**Work instructions:**
Your task is to give the listing below back word for word, pictures excluded.
## begin Data in this exercise
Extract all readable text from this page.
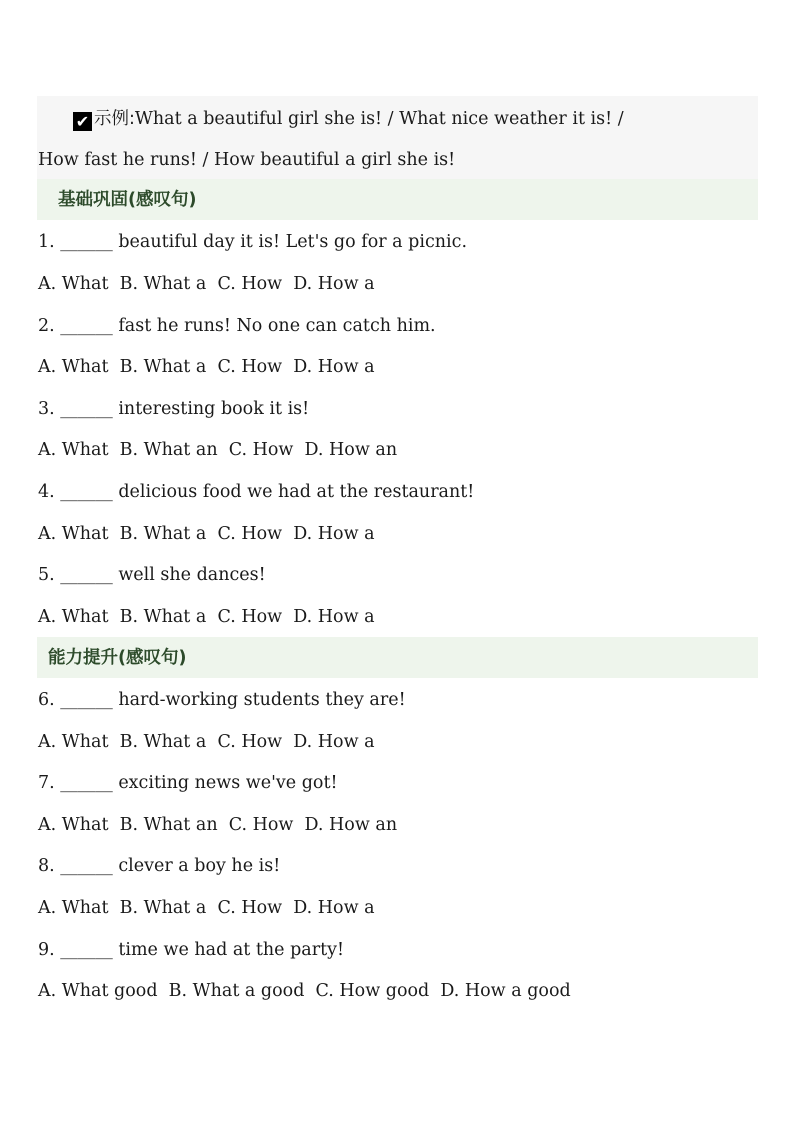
✔ 示例:What a beautiful girl she is! / What nice weather it is! /
How fast he runs! / How beautiful a girl she is!
基础巩固(感叹句)
1. ______ beautiful day it is! Let's go for a picnic.
A. What  B. What a  C. How  D. How a
2. ______ fast he runs! No one can catch him.
A. What  B. What a  C. How  D. How a
3. ______ interesting book it is!
A. What  B. What an  C. How  D. How an
4. ______ delicious food we had at the restaurant!
A. What  B. What a  C. How  D. How a
5. ______ well she dances!
A. What  B. What a  C. How  D. How a
能力提升(感叹句)
6. ______ hard-working students they are!
A. What  B. What a  C. How  D. How a
7. ______ exciting news we've got!
A. What  B. What an  C. How  D. How an
8. ______ clever a boy he is!
A. What  B. What a  C. How  D. How a
9. ______ time we had at the party!
A. What good  B. What a good  C. How good  D. How a good
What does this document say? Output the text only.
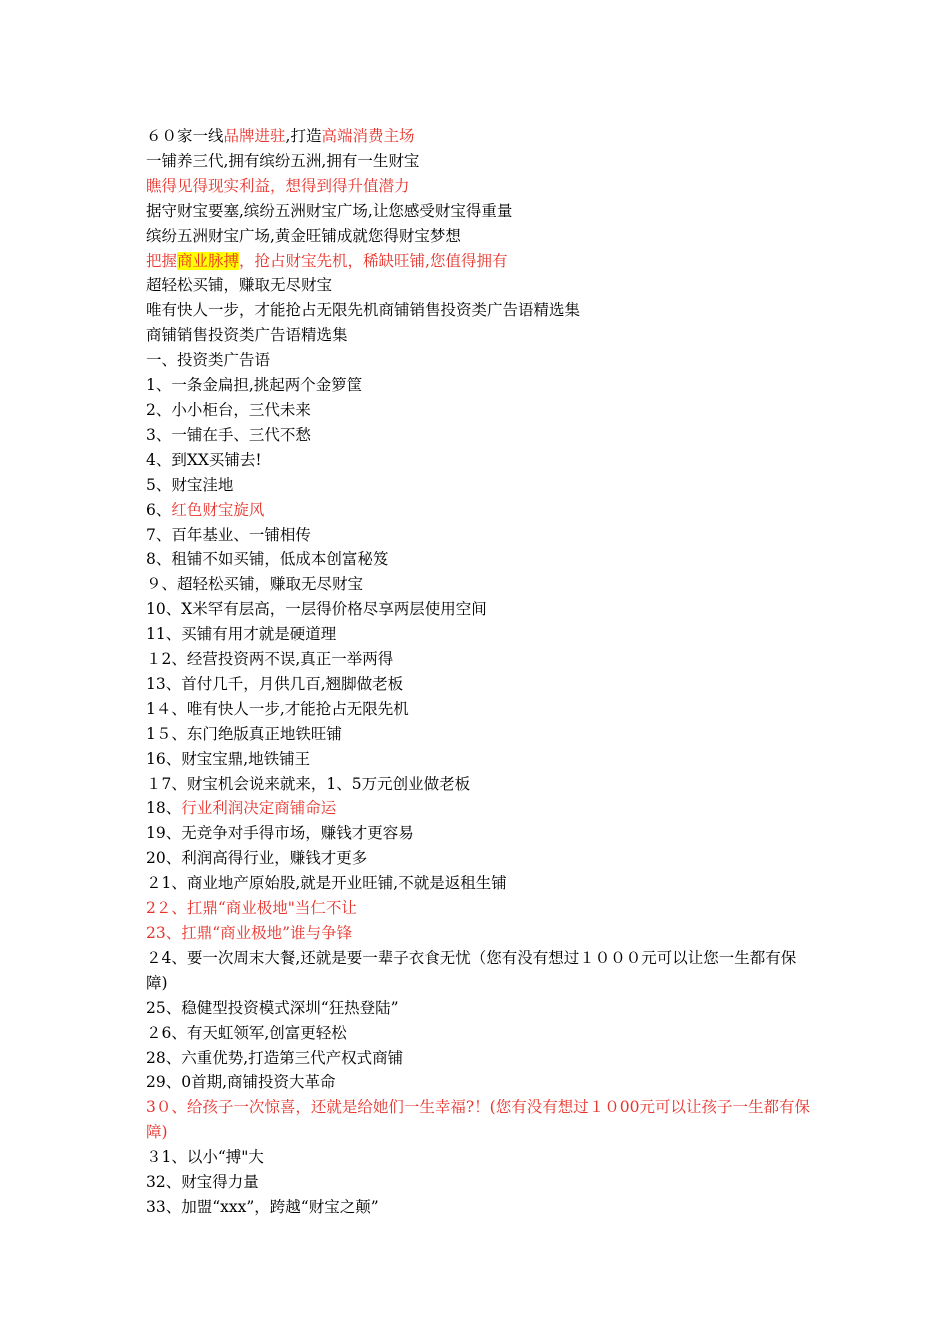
６０家一线品牌进驻,打造高端消费主场
一铺养三代,拥有缤纷五洲,拥有一生财宝
瞧得见得现实利益，想得到得升值潜力
据守财宝要塞,缤纷五洲财宝广场,让您感受财宝得重量
缤纷五洲财宝广场,黄金旺铺成就您得财宝梦想
把握商业脉搏，抢占财宝先机，稀缺旺铺,您值得拥有
超轻松买铺，赚取无尽财宝
唯有快人一步，才能抢占无限先机商铺销售投资类广告语精选集
商铺销售投资类广告语精选集
一、投资类广告语
1、一条金扁担,挑起两个金箩筐
2、小小柜台，三代未来
3、一铺在手、三代不愁
4、到XX买铺去!
5、财宝洼地
6、红色财宝旋风
7、百年基业、一铺相传
8、租铺不如买铺，低成本创富秘笈
９、超轻松买铺，赚取无尽财宝
10、X米罕有层高，一层得价格尽享两层使用空间
11、买铺有用才就是硬道理
１2、经营投资两不误,真正一举两得
13、首付几千，月供几百,翘脚做老板
1４、唯有快人一步,才能抢占无限先机
1５、东门绝版真正地铁旺铺
16、财宝宝鼎,地铁铺王
１7、财宝机会说来就来，1、5万元创业做老板
18、行业利润决定商铺命运
19、无竞争对手得市场，赚钱才更容易
20、利润高得行业，赚钱才更多
２1、商业地产原始股,就是开业旺铺,不就是返租生铺
2２、扛鼎“商业极地"当仁不让
23、扛鼎“商业极地”谁与争锋
２4、要一次周末大餐,还就是要一辈子衣食无忧（您有没有想过１０００元可以让您一生都有保障)
25、稳健型投资模式深圳“狂热登陆”
２6、有天虹领军,创富更轻松
28、六重优势,打造第三代产权式商铺
29、0首期,商铺投资大革命
3０、给孩子一次惊喜，还就是给她们一生幸福?！(您有没有想过１０00元可以让孩子一生都有保障)
３1、以小“搏"大
32、财宝得力量
33、加盟“xxx”，跨越“财宝之颠”
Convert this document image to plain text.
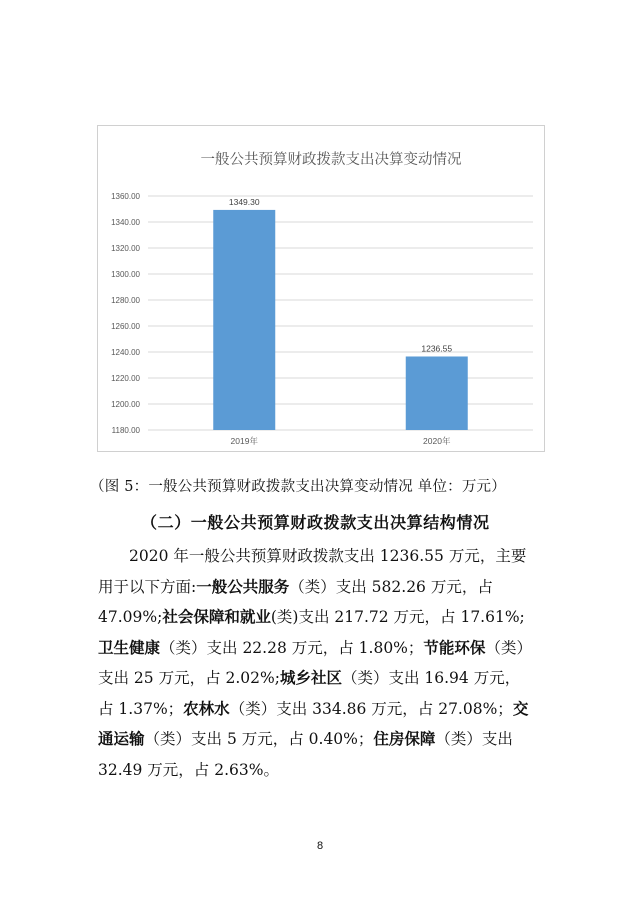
一般公共预算财政拨款支出决算变动情况
1180.00
1200.00
1220.00
1240.00
1260.00
1280.00
1300.00
1320.00
1340.00
1360.00
1349.30
1236.55
2019年	2020年
（图 5：一般公共预算财政拨款支出决算变动情况 单位：万元）
（二）一般公共预算财政拨款支出决算结构情况
2020 年一般公共预算财政拨款支出 1236.55 万元，主要
用于以下方面:一般公共服务（类）支出 582.26 万元，占
47.09%;社会保障和就业(类)支出 217.72 万元，占 17.61%;
卫生健康（类）支出 22.28 万元，占 1.80%；节能环保（类）
支出 25 万元，占 2.02%;城乡社区（类）支出 16.94 万元，
占 1.37%；农林水（类）支出 334.86 万元，占 27.08%；交
通运输（类）支出 5 万元，占 0.40%；住房保障（类）支出
32.49 万元，占 2.63%。
8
## end Data in this exercise
**Response to this task:**
Extract all readable text from this page.
✔ 示例:What a beautiful girl she is! / What nice weather it is! /
How fast he runs! / How beautiful a girl she is!
基础巩固(感叹句)
1. ______ beautiful day it is! Let's go for a picnic.
A. What  B. What a  C. How  D. How a
2. ______ fast he runs! No one can catch him.
A. What  B. What a  C. How  D. How a
3. ______ interesting book it is!
A. What  B. What an  C. How  D. How an
4. ______ delicious food we had at the restaurant!
A. What  B. What a  C. How  D. How a
5. ______ well she dances!
A. What  B. What a  C. How  D. How a
能力提升(感叹句)
6. ______ hard-working students they are!
A. What  B. What a  C. How  D. How a
7. ______ exciting news we've got!
A. What  B. What an  C. How  D. How an
8. ______ clever a boy he is!
A. What  B. What a  C. How  D. How a
9. ______ time we had at the party!
A. What good  B. What a good  C. How good  D. How a good
What does this document say? Output the text only.
６０家一线品牌进驻,打造高端消费主场
一铺养三代,拥有缤纷五洲,拥有一生财宝
瞧得见得现实利益，想得到得升值潜力
据守财宝要塞,缤纷五洲财宝广场,让您感受财宝得重量
缤纷五洲财宝广场,黄金旺铺成就您得财宝梦想
把握商业脉搏，抢占财宝先机，稀缺旺铺,您值得拥有
超轻松买铺，赚取无尽财宝
唯有快人一步，才能抢占无限先机商铺销售投资类广告语精选集
商铺销售投资类广告语精选集
一、投资类广告语
1、一条金扁担,挑起两个金箩筐
2、小小柜台，三代未来
3、一铺在手、三代不愁
4、到XX买铺去!
5、财宝洼地
6、红色财宝旋风
7、百年基业、一铺相传
8、租铺不如买铺，低成本创富秘笈
９、超轻松买铺，赚取无尽财宝
10、X米罕有层高，一层得价格尽享两层使用空间
11、买铺有用才就是硬道理
１2、经营投资两不误,真正一举两得
13、首付几千，月供几百,翘脚做老板
1４、唯有快人一步,才能抢占无限先机
1５、东门绝版真正地铁旺铺
16、财宝宝鼎,地铁铺王
１7、财宝机会说来就来，1、5万元创业做老板
18、行业利润决定商铺命运
19、无竞争对手得市场，赚钱才更容易
20、利润高得行业，赚钱才更多
２1、商业地产原始股,就是开业旺铺,不就是返租生铺
2２、扛鼎“商业极地"当仁不让
23、扛鼎“商业极地”谁与争锋
２4、要一次周末大餐,还就是要一辈子衣食无忧（您有没有想过１０００元可以让您一生都有保障)
25、稳健型投资模式深圳“狂热登陆”
２6、有天虹领军,创富更轻松
28、六重优势,打造第三代产权式商铺
29、0首期,商铺投资大革命
3０、给孩子一次惊喜，还就是给她们一生幸福?！(您有没有想过１０00元可以让孩子一生都有保障)
３1、以小“搏"大
32、财宝得力量
33、加盟“xxx”，跨越“财宝之颠”
Convert this document image to plain text.
一般公共预算财政拨款支出决算变动情况
1180.00
1200.00
1220.00
1240.00
1260.00
1280.00
1300.00
1320.00
1340.00
1360.00
1349.30
1236.55
2019年	2020年
（图 5：一般公共预算财政拨款支出决算变动情况 单位：万元）
（二）一般公共预算财政拨款支出决算结构情况
2020 年一般公共预算财政拨款支出 1236.55 万元，主要
用于以下方面:一般公共服务（类）支出 582.26 万元，占
47.09%;社会保障和就业(类)支出 217.72 万元，占 17.61%;
卫生健康（类）支出 22.28 万元，占 1.80%；节能环保（类）
支出 25 万元，占 2.02%;城乡社区（类）支出 16.94 万元，
占 1.37%；农林水（类）支出 334.86 万元，占 27.08%；交
通运输（类）支出 5 万元，占 0.40%；住房保障（类）支出
32.49 万元，占 2.63%。
8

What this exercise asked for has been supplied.